[Dataset rows]:
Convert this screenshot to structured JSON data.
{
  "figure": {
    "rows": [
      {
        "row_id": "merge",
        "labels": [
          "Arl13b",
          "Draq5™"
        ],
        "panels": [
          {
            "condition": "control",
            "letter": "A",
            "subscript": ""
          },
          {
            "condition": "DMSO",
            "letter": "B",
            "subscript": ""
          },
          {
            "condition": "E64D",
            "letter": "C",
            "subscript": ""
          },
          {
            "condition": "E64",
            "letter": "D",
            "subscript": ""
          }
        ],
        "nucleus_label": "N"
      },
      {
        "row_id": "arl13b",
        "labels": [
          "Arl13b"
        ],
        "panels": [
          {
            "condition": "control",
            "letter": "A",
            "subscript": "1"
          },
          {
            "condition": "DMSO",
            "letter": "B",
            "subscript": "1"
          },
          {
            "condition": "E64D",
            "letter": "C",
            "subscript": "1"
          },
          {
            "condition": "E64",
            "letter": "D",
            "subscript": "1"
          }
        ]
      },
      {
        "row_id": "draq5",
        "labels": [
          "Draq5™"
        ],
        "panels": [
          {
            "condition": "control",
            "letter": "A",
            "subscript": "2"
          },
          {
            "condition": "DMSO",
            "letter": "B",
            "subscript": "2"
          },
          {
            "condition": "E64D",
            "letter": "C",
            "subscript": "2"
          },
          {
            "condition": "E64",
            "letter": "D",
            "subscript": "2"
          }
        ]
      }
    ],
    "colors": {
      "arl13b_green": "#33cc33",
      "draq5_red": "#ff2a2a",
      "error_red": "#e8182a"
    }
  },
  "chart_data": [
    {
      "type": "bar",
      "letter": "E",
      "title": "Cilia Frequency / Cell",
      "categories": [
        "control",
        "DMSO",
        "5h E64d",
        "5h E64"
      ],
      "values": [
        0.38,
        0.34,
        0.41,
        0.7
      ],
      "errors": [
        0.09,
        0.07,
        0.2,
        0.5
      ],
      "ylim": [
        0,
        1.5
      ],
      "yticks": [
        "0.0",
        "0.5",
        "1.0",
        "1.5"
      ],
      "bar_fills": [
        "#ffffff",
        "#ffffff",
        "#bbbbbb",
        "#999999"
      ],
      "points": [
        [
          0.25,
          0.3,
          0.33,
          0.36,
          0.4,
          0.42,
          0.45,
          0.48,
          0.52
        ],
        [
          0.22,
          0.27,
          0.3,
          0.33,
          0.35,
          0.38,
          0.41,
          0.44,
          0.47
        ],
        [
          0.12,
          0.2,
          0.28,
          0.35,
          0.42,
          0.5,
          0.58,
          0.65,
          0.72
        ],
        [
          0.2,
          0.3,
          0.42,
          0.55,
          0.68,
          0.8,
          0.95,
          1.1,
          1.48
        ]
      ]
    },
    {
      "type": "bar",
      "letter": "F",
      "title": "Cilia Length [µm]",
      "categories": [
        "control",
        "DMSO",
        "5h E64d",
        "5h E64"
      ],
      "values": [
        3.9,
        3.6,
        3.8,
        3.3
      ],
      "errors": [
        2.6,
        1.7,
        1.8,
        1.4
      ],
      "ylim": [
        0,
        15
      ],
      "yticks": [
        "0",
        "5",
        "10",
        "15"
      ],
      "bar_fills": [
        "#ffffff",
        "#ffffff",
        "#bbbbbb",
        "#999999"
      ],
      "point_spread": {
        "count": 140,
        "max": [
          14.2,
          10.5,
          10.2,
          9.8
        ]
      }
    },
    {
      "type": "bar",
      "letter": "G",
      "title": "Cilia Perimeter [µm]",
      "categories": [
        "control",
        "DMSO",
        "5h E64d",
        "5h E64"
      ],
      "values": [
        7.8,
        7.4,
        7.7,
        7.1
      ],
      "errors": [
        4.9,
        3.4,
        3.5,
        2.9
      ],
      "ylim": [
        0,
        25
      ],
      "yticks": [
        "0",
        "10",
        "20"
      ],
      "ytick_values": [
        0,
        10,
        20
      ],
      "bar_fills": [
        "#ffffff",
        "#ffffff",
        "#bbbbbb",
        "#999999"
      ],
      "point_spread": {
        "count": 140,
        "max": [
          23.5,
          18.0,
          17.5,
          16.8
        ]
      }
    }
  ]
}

[Instructions for the task]:
Repeat the listing in full, keeping every line exactly as it is.

[Correct result]:
Convert this screenshot to structured JSON data.
{
  "figure": {
    "rows": [
      {
        "row_id": "merge",
        "labels": [
          "Arl13b",
          "Draq5™"
        ],
        "panels": [
          {
            "condition": "control",
            "letter": "A",
            "subscript": ""
          },
          {
            "condition": "DMSO",
            "letter": "B",
            "subscript": ""
          },
          {
            "condition": "E64D",
            "letter": "C",
            "subscript": ""
          },
          {
            "condition": "E64",
            "letter": "D",
            "subscript": ""
          }
        ],
        "nucleus_label": "N"
      },
      {
        "row_id": "arl13b",
        "labels": [
          "Arl13b"
        ],
        "panels": [
          {
            "condition": "control",
            "letter": "A",
            "subscript": "1"
          },
          {
            "condition": "DMSO",
            "letter": "B",
            "subscript": "1"
          },
          {
            "condition": "E64D",
            "letter": "C",
            "subscript": "1"
          },
          {
            "condition": "E64",
            "letter": "D",
            "subscript": "1"
          }
        ]
      },
      {
        "row_id": "draq5",
        "labels": [
          "Draq5™"
        ],
        "panels": [
          {
            "condition": "control",
            "letter": "A",
            "subscript": "2"
          },
          {
            "condition": "DMSO",
            "letter": "B",
            "subscript": "2"
          },
          {
            "condition": "E64D",
            "letter": "C",
            "subscript": "2"
          },
          {
            "condition": "E64",
            "letter": "D",
            "subscript": "2"
          }
        ]
      }
    ],
    "colors": {
      "arl13b_green": "#33cc33",
      "draq5_red": "#ff2a2a",
      "error_red": "#e8182a"
    }
  },
  "chart_data": [
    {
      "type": "bar",
      "letter": "E",
      "title": "Cilia Frequency / Cell",
      "categories": [
        "control",
        "DMSO",
        "5h E64d",
        "5h E64"
      ],
      "values": [
        0.38,
        0.34,
        0.41,
        0.7
      ],
      "errors": [
        0.09,
        0.07,
        0.2,
        0.5
      ],
      "ylim": [
        0,
        1.5
      ],
      "yticks": [
        "0.0",
        "0.5",
        "1.0",
        "1.5"
      ],
      "bar_fills": [
        "#ffffff",
        "#ffffff",
        "#bbbbbb",
        "#999999"
      ],
      "points": [
        [
          0.25,
          0.3,
          0.33,
          0.36,
          0.4,
          0.42,
          0.45,
          0.48,
          0.52
        ],
        [
          0.22,
          0.27,
          0.3,
          0.33,
          0.35,
          0.38,
          0.41,
          0.44,
          0.47
        ],
        [
          0.12,
          0.2,
          0.28,
          0.35,
          0.42,
          0.5,
          0.58,
          0.65,
          0.72
        ],
        [
          0.2,
          0.3,
          0.42,
          0.55,
          0.68,
          0.8,
          0.95,
          1.1,
          1.48
        ]
      ]
    },
    {
      "type": "bar",
      "letter": "F",
      "title": "Cilia Length [µm]",
      "categories": [
        "control",
        "DMSO",
        "5h E64d",
        "5h E64"
      ],
      "values": [
        3.9,
        3.6,
        3.8,
        3.3
      ],
      "errors": [
        2.6,
        1.7,
        1.8,
        1.4
      ],
      "ylim": [
        0,
        15
      ],
      "yticks": [
        "0",
        "5",
        "10",
        "15"
      ],
      "bar_fills": [
        "#ffffff",
        "#ffffff",
        "#bbbbbb",
        "#999999"
      ],
      "point_spread": {
        "count": 140,
        "max": [
          14.2,
          10.5,
          10.2,
          9.8
        ]
      }
    },
    {
      "type": "bar",
      "letter": "G",
      "title": "Cilia Perimeter [µm]",
      "categories": [
        "control",
        "DMSO",
        "5h E64d",
        "5h E64"
      ],
      "values": [
        7.8,
        7.4,
        7.7,
        7.1
      ],
      "errors": [
        4.9,
        3.4,
        3.5,
        2.9
      ],
      "ylim": [
        0,
        25
      ],
      "yticks": [
        "0",
        "10",
        "20"
      ],
      "ytick_values": [
        0,
        10,
        20
      ],
      "bar_fills": [
        "#ffffff",
        "#ffffff",
        "#bbbbbb",
        "#999999"
      ],
      "point_spread": {
        "count": 140,
        "max": [
          23.5,
          18.0,
          17.5,
          16.8
        ]
      }
    }
  ]
}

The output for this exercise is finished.